> [PROMPT]:
Give the data below again, word for word.

-------- RECORD SET

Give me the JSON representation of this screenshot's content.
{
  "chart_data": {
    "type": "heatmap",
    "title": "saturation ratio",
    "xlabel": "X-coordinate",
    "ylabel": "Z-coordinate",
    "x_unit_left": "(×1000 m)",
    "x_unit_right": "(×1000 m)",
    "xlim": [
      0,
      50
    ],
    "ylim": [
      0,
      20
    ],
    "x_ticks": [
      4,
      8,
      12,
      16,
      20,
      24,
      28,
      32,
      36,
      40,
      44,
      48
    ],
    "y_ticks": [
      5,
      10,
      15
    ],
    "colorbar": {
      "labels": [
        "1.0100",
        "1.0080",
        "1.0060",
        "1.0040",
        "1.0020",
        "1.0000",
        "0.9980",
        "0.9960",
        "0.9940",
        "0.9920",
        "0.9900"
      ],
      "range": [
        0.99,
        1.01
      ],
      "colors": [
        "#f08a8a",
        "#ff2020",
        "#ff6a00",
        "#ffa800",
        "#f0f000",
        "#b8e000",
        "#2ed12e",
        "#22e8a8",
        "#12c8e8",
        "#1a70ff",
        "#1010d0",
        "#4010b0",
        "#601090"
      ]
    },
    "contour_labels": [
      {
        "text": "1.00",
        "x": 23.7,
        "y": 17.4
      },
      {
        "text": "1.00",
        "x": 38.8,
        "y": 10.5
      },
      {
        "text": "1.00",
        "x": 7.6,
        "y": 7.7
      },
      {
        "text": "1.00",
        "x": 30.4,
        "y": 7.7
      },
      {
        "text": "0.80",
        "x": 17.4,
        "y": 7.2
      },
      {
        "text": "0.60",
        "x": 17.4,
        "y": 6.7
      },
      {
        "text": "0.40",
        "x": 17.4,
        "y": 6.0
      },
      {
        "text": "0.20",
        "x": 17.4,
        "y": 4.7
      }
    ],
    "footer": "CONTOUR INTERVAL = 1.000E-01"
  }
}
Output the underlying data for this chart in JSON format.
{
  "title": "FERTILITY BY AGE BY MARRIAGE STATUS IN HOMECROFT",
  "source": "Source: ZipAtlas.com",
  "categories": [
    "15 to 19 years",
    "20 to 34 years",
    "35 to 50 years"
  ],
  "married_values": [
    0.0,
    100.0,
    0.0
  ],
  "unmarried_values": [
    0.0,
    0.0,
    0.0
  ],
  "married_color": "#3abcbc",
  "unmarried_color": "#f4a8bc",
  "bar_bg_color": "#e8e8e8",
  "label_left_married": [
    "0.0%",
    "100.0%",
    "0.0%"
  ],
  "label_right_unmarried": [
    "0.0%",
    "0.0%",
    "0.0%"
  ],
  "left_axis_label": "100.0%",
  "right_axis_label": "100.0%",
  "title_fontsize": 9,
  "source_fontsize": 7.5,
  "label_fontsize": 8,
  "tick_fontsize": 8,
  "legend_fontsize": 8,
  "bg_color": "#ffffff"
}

----------------

> [RESULT OF THE EXERCISE]:
Give me the JSON representation of this screenshot's content.
{
  "chart_data": {
    "type": "heatmap",
    "title": "saturation ratio",
    "xlabel": "X-coordinate",
    "ylabel": "Z-coordinate",
    "x_unit_left": "(×1000 m)",
    "x_unit_right": "(×1000 m)",
    "xlim": [
      0,
      50
    ],
    "ylim": [
      0,
      20
    ],
    "x_ticks": [
      4,
      8,
      12,
      16,
      20,
      24,
      28,
      32,
      36,
      40,
      44,
      48
    ],
    "y_ticks": [
      5,
      10,
      15
    ],
    "colorbar": {
      "labels": [
        "1.0100",
        "1.0080",
        "1.0060",
        "1.0040",
        "1.0020",
        "1.0000",
        "0.9980",
        "0.9960",
        "0.9940",
        "0.9920",
        "0.9900"
      ],
      "range": [
        0.99,
        1.01
      ],
      "colors": [
        "#f08a8a",
        "#ff2020",
        "#ff6a00",
        "#ffa800",
        "#f0f000",
        "#b8e000",
        "#2ed12e",
        "#22e8a8",
        "#12c8e8",
        "#1a70ff",
        "#1010d0",
        "#4010b0",
        "#601090"
      ]
    },
    "contour_labels": [
      {
        "text": "1.00",
        "x": 23.7,
        "y": 17.4
      },
      {
        "text": "1.00",
        "x": 38.8,
        "y": 10.5
      },
      {
        "text": "1.00",
        "x": 7.6,
        "y": 7.7
      },
      {
        "text": "1.00",
        "x": 30.4,
        "y": 7.7
      },
      {
        "text": "0.80",
        "x": 17.4,
        "y": 7.2
      },
      {
        "text": "0.60",
        "x": 17.4,
        "y": 6.7
      },
      {
        "text": "0.40",
        "x": 17.4,
        "y": 6.0
      },
      {
        "text": "0.20",
        "x": 17.4,
        "y": 4.7
      }
    ],
    "footer": "CONTOUR INTERVAL = 1.000E-01"
  }
}
Output the underlying data for this chart in JSON format.
{
  "title": "FERTILITY BY AGE BY MARRIAGE STATUS IN HOMECROFT",
  "source": "Source: ZipAtlas.com",
  "categories": [
    "15 to 19 years",
    "20 to 34 years",
    "35 to 50 years"
  ],
  "married_values": [
    0.0,
    100.0,
    0.0
  ],
  "unmarried_values": [
    0.0,
    0.0,
    0.0
  ],
  "married_color": "#3abcbc",
  "unmarried_color": "#f4a8bc",
  "bar_bg_color": "#e8e8e8",
  "label_left_married": [
    "0.0%",
    "100.0%",
    "0.0%"
  ],
  "label_right_unmarried": [
    "0.0%",
    "0.0%",
    "0.0%"
  ],
  "left_axis_label": "100.0%",
  "right_axis_label": "100.0%",
  "title_fontsize": 9,
  "source_fontsize": 7.5,
  "label_fontsize": 8,
  "tick_fontsize": 8,
  "legend_fontsize": 8,
  "bg_color": "#ffffff"
}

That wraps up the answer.